Problem to work on
Transcribe every line of the records verbatim.

Items listed in a dataset
◆ ◆ ◆ ◆ ◆ ◆ ◆
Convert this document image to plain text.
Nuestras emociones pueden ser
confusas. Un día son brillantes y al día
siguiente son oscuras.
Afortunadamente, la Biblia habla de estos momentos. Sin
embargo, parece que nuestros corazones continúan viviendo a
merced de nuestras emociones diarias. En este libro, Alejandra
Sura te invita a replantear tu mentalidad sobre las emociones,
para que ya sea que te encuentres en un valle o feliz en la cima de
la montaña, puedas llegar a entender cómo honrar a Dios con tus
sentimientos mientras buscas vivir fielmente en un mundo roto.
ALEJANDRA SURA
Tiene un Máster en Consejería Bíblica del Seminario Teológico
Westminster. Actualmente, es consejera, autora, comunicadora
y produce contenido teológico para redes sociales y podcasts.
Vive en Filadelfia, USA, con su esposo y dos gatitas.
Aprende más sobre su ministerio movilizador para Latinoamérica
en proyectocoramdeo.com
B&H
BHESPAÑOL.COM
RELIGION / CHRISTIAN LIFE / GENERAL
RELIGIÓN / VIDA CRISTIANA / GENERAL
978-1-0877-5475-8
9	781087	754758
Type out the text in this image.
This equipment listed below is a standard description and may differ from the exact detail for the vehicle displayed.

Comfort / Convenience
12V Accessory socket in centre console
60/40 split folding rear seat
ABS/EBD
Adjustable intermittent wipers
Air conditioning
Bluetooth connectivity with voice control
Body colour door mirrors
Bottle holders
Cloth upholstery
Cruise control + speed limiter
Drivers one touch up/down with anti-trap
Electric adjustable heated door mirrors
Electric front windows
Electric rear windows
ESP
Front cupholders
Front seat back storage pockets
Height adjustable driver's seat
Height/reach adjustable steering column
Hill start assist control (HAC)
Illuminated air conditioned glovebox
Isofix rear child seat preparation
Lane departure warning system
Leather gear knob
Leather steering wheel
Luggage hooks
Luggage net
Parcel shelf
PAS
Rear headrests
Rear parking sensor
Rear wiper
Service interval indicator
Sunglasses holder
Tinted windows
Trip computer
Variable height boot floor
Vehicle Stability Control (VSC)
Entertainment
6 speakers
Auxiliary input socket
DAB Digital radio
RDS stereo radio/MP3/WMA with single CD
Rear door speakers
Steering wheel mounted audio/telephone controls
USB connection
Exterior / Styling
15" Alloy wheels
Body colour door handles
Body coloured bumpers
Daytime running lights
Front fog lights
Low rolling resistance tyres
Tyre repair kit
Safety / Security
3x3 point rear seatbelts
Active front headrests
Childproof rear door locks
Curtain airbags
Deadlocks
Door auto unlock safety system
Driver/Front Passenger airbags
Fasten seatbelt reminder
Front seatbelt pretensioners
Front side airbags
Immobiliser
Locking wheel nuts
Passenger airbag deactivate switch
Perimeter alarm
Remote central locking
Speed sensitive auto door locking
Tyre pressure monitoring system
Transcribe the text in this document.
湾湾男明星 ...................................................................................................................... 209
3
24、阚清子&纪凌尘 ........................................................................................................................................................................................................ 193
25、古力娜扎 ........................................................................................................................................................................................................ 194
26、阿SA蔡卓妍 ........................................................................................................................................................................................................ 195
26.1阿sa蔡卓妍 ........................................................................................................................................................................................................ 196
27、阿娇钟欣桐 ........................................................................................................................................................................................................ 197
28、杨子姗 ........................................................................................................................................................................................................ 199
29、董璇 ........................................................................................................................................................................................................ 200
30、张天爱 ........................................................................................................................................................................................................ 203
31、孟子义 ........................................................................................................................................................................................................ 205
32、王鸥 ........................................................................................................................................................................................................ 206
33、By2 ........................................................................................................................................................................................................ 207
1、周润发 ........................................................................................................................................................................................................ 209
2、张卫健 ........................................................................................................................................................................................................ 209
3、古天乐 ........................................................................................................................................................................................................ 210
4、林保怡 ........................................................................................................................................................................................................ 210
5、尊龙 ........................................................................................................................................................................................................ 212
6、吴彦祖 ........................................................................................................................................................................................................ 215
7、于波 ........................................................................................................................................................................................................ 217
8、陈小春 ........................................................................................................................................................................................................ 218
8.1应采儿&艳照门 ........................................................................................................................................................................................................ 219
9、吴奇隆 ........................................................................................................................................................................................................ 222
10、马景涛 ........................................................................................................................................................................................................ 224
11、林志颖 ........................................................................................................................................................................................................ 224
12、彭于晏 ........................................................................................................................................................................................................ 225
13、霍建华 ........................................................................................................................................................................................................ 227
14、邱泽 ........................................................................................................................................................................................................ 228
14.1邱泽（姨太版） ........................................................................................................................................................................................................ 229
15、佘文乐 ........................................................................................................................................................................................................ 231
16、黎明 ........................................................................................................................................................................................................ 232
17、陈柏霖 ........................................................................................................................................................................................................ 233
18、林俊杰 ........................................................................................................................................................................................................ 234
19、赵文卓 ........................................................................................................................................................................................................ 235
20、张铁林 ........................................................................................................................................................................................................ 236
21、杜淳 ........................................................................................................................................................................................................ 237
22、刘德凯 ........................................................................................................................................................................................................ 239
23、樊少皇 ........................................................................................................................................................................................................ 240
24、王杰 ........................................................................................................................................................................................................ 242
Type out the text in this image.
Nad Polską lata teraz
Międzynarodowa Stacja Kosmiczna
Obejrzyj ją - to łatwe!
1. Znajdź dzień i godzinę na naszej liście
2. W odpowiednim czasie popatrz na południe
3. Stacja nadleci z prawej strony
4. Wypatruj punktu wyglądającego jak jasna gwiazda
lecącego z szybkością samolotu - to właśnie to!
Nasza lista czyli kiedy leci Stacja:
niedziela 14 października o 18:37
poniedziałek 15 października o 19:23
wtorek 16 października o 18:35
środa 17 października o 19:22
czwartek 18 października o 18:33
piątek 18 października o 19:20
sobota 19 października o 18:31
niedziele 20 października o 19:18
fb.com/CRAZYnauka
◆ ◆ ◆ ◆ ◆ ◆ ◆
Result of the exercise
Convert this document image to plain text.
Nuestras emociones pueden ser
confusas. Un día son brillantes y al día
siguiente son oscuras.
Afortunadamente, la Biblia habla de estos momentos. Sin
embargo, parece que nuestros corazones continúan viviendo a
merced de nuestras emociones diarias. En este libro, Alejandra
Sura te invita a replantear tu mentalidad sobre las emociones,
para que ya sea que te encuentres en un valle o feliz en la cima de
la montaña, puedas llegar a entender cómo honrar a Dios con tus
sentimientos mientras buscas vivir fielmente en un mundo roto.
ALEJANDRA SURA
Tiene un Máster en Consejería Bíblica del Seminario Teológico
Westminster. Actualmente, es consejera, autora, comunicadora
y produce contenido teológico para redes sociales y podcasts.
Vive en Filadelfia, USA, con su esposo y dos gatitas.
Aprende más sobre su ministerio movilizador para Latinoamérica
en proyectocoramdeo.com
B&H
BHESPAÑOL.COM
RELIGION / CHRISTIAN LIFE / GENERAL
RELIGIÓN / VIDA CRISTIANA / GENERAL
978-1-0877-5475-8
9	781087	754758
Type out the text in this image.
This equipment listed below is a standard description and may differ from the exact detail for the vehicle displayed.

Comfort / Convenience
12V Accessory socket in centre console
60/40 split folding rear seat
ABS/EBD
Adjustable intermittent wipers
Air conditioning
Bluetooth connectivity with voice control
Body colour door mirrors
Bottle holders
Cloth upholstery
Cruise control + speed limiter
Drivers one touch up/down with anti-trap
Electric adjustable heated door mirrors
Electric front windows
Electric rear windows
ESP
Front cupholders
Front seat back storage pockets
Height adjustable driver's seat
Height/reach adjustable steering column
Hill start assist control (HAC)
Illuminated air conditioned glovebox
Isofix rear child seat preparation
Lane departure warning system
Leather gear knob
Leather steering wheel
Luggage hooks
Luggage net
Parcel shelf
PAS
Rear headrests
Rear parking sensor
Rear wiper
Service interval indicator
Sunglasses holder
Tinted windows
Trip computer
Variable height boot floor
Vehicle Stability Control (VSC)
Entertainment
6 speakers
Auxiliary input socket
DAB Digital radio
RDS stereo radio/MP3/WMA with single CD
Rear door speakers
Steering wheel mounted audio/telephone controls
USB connection
Exterior / Styling
15" Alloy wheels
Body colour door handles
Body coloured bumpers
Daytime running lights
Front fog lights
Low rolling resistance tyres
Tyre repair kit
Safety / Security
3x3 point rear seatbelts
Active front headrests
Childproof rear door locks
Curtain airbags
Deadlocks
Door auto unlock safety system
Driver/Front Passenger airbags
Fasten seatbelt reminder
Front seatbelt pretensioners
Front side airbags
Immobiliser
Locking wheel nuts
Passenger airbag deactivate switch
Perimeter alarm
Remote central locking
Speed sensitive auto door locking
Tyre pressure monitoring system
Transcribe the text in this document.
湾湾男明星 ...................................................................................................................... 209
3
24、阚清子&纪凌尘 ........................................................................................................................................................................................................ 193
25、古力娜扎 ........................................................................................................................................................................................................ 194
26、阿SA蔡卓妍 ........................................................................................................................................................................................................ 195
26.1阿sa蔡卓妍 ........................................................................................................................................................................................................ 196
27、阿娇钟欣桐 ........................................................................................................................................................................................................ 197
28、杨子姗 ........................................................................................................................................................................................................ 199
29、董璇 ........................................................................................................................................................................................................ 200
30、张天爱 ........................................................................................................................................................................................................ 203
31、孟子义 ........................................................................................................................................................................................................ 205
32、王鸥 ........................................................................................................................................................................................................ 206
33、By2 ........................................................................................................................................................................................................ 207
1、周润发 ........................................................................................................................................................................................................ 209
2、张卫健 ........................................................................................................................................................................................................ 209
3、古天乐 ........................................................................................................................................................................................................ 210
4、林保怡 ........................................................................................................................................................................................................ 210
5、尊龙 ........................................................................................................................................................................................................ 212
6、吴彦祖 ........................................................................................................................................................................................................ 215
7、于波 ........................................................................................................................................................................................................ 217
8、陈小春 ........................................................................................................................................................................................................ 218
8.1应采儿&艳照门 ........................................................................................................................................................................................................ 219
9、吴奇隆 ........................................................................................................................................................................................................ 222
10、马景涛 ........................................................................................................................................................................................................ 224
11、林志颖 ........................................................................................................................................................................................................ 224
12、彭于晏 ........................................................................................................................................................................................................ 225
13、霍建华 ........................................................................................................................................................................................................ 227
14、邱泽 ........................................................................................................................................................................................................ 228
14.1邱泽（姨太版） ........................................................................................................................................................................................................ 229
15、佘文乐 ........................................................................................................................................................................................................ 231
16、黎明 ........................................................................................................................................................................................................ 232
17、陈柏霖 ........................................................................................................................................................................................................ 233
18、林俊杰 ........................................................................................................................................................................................................ 234
19、赵文卓 ........................................................................................................................................................................................................ 235
20、张铁林 ........................................................................................................................................................................................................ 236
21、杜淳 ........................................................................................................................................................................................................ 237
22、刘德凯 ........................................................................................................................................................................................................ 239
23、樊少皇 ........................................................................................................................................................................................................ 240
24、王杰 ........................................................................................................................................................................................................ 242
Type out the text in this image.
Nad Polską lata teraz
Międzynarodowa Stacja Kosmiczna
Obejrzyj ją - to łatwe!
1. Znajdź dzień i godzinę na naszej liście
2. W odpowiednim czasie popatrz na południe
3. Stacja nadleci z prawej strony
4. Wypatruj punktu wyglądającego jak jasna gwiazda
lecącego z szybkością samolotu - to właśnie to!
Nasza lista czyli kiedy leci Stacja:
niedziela 14 października o 18:37
poniedziałek 15 października o 19:23
wtorek 16 października o 18:35
środa 17 października o 19:22
czwartek 18 października o 18:33
piątek 18 października o 19:20
sobota 19 października o 18:31
niedziele 20 października o 19:18
fb.com/CRAZYnauka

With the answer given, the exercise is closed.